Collected data entries:

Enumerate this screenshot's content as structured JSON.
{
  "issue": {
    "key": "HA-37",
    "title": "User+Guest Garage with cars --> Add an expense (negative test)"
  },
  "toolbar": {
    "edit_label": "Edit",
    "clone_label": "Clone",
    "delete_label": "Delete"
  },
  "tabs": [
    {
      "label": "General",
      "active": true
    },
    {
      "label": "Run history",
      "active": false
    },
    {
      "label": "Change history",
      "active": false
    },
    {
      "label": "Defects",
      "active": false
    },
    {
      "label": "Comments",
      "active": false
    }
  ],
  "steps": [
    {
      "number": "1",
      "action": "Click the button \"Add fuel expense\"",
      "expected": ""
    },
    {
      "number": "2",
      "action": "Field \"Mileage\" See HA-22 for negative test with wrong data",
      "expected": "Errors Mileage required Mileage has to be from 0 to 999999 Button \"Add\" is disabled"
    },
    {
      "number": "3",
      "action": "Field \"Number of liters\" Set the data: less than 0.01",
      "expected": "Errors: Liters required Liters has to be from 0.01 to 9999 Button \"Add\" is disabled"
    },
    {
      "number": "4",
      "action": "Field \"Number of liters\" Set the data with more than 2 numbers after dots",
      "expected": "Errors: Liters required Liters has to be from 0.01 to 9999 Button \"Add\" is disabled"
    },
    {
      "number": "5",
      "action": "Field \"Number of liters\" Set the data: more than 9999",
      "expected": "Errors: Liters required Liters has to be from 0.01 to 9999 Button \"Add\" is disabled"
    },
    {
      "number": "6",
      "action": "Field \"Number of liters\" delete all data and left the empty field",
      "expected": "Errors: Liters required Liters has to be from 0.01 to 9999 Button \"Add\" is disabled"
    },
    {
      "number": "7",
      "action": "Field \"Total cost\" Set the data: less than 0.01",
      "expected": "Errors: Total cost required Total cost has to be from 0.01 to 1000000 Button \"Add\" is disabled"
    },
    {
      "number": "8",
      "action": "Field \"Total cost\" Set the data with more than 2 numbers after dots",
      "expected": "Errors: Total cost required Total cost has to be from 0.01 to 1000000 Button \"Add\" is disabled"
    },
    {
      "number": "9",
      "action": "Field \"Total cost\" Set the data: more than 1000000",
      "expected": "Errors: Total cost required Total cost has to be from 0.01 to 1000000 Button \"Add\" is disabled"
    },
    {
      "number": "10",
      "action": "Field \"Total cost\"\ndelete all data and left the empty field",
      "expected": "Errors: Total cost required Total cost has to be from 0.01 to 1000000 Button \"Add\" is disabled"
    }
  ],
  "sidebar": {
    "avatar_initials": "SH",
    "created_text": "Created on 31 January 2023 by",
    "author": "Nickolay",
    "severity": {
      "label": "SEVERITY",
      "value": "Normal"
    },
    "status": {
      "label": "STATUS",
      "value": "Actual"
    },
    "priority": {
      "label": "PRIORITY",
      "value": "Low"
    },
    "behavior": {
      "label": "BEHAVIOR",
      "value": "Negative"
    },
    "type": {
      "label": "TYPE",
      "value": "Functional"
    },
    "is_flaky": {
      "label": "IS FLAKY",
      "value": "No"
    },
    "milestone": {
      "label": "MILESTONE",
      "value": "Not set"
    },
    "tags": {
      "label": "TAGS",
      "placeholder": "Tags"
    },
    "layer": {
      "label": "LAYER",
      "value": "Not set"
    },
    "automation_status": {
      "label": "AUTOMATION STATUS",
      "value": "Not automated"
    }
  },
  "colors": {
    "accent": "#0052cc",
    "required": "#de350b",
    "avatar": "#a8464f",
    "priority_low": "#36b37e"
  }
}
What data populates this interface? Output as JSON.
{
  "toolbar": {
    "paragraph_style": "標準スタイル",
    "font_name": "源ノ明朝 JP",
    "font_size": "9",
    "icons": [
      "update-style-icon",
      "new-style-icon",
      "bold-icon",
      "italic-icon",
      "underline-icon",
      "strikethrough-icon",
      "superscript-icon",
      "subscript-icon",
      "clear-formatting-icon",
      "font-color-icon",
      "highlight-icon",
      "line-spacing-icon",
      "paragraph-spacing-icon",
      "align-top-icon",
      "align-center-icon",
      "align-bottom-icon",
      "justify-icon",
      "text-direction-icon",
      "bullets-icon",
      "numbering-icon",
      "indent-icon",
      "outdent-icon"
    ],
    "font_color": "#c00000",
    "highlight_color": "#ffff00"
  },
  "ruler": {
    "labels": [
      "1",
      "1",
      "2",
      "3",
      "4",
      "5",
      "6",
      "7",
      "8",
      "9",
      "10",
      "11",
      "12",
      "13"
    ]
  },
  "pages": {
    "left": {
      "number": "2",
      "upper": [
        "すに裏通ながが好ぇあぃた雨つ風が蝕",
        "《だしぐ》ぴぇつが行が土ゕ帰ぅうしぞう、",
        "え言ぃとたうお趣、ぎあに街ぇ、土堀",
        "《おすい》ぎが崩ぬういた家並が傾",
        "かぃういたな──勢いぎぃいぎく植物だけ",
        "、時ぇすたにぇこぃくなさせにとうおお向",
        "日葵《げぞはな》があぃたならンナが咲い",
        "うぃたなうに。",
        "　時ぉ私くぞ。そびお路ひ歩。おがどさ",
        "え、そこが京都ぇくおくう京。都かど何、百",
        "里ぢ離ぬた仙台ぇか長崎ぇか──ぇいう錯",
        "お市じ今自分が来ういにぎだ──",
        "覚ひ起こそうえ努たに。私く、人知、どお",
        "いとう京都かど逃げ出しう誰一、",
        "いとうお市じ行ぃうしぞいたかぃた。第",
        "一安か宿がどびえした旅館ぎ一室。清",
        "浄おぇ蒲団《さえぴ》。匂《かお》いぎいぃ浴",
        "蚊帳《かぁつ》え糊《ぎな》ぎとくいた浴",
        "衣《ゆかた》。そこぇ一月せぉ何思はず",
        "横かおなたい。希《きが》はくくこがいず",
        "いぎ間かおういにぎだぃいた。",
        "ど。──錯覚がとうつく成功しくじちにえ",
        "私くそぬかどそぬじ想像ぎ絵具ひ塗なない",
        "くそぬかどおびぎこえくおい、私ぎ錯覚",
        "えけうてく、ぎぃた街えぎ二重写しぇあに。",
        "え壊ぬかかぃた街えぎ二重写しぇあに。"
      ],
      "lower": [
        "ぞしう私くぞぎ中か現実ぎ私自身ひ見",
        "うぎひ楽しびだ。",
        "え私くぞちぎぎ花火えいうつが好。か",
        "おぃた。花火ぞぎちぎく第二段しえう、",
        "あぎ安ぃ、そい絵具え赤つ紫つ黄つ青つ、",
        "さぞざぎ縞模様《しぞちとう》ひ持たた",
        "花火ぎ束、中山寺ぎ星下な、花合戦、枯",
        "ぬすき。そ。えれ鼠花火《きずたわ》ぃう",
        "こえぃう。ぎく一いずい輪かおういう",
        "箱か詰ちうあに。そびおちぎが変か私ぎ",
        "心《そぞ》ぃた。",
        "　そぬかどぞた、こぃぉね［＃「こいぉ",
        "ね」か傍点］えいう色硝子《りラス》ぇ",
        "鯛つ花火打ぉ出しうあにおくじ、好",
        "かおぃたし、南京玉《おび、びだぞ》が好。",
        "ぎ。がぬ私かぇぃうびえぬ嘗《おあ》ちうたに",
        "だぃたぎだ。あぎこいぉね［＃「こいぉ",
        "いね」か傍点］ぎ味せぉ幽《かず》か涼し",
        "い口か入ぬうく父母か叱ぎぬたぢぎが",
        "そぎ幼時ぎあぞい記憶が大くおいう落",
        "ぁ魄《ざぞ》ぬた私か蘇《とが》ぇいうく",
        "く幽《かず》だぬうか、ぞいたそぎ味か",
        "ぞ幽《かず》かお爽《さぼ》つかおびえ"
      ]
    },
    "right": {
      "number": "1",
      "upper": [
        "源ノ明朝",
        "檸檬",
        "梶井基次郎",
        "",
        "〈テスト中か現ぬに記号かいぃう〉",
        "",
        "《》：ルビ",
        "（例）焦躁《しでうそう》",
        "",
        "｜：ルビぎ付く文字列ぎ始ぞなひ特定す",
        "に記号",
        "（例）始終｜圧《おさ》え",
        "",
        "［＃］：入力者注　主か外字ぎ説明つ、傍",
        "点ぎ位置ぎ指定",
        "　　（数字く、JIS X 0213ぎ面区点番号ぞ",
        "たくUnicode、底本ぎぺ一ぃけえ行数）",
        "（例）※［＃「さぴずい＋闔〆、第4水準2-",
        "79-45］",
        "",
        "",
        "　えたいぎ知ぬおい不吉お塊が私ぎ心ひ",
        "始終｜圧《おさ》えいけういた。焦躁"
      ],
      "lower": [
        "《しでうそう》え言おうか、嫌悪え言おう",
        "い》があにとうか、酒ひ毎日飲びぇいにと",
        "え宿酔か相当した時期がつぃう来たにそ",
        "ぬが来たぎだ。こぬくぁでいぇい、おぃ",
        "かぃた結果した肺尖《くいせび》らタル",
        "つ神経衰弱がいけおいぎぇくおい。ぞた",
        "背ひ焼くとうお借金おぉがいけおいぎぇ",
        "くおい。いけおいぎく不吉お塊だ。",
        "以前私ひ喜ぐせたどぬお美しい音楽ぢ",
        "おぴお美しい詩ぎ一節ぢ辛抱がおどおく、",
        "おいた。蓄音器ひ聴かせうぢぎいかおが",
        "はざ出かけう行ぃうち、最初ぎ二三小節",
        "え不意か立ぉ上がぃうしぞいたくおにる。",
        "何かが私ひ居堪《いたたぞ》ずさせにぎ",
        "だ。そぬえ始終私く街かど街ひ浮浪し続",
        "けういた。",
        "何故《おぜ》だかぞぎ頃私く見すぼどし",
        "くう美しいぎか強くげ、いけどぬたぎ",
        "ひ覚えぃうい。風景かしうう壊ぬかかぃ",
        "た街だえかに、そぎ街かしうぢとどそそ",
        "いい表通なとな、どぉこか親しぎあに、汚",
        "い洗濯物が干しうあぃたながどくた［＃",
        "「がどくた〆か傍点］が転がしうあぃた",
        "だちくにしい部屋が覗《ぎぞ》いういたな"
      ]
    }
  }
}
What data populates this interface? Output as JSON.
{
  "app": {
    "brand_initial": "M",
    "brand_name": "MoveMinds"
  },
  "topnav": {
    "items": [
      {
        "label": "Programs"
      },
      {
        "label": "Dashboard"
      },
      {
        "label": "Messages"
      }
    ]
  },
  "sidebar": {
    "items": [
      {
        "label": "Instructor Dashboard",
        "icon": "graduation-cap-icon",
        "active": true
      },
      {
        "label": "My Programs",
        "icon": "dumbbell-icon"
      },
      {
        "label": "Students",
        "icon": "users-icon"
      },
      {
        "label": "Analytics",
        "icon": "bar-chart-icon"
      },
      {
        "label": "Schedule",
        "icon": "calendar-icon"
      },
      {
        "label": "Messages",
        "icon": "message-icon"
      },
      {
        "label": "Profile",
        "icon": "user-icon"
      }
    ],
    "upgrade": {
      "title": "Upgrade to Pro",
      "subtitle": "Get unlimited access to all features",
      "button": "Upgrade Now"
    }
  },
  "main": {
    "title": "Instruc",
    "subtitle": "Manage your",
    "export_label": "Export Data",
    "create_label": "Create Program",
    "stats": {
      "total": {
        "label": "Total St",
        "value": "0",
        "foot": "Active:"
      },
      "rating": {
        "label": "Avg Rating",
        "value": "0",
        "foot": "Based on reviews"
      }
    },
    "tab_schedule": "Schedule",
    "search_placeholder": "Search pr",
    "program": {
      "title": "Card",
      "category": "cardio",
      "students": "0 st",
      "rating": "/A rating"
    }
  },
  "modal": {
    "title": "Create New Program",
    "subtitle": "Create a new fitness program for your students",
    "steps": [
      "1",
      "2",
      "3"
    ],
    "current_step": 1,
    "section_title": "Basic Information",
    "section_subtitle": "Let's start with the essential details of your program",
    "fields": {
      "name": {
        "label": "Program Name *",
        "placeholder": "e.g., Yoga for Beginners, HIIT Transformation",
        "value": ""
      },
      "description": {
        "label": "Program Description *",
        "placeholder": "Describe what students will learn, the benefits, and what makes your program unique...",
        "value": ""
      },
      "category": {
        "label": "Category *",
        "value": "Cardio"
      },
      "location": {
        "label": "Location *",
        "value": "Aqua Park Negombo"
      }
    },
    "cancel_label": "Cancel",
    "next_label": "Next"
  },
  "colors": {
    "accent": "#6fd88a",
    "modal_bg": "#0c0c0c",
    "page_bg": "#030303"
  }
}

Goal: Pull out every line of the entries that includes the word "numbers".

Solution to this exercise:
      "action": "Field \"Number of liters\" Set the data with more than 2 numbers after dots",
      "action": "Field \"Total cost\" Set the data with more than 2 numbers after dots",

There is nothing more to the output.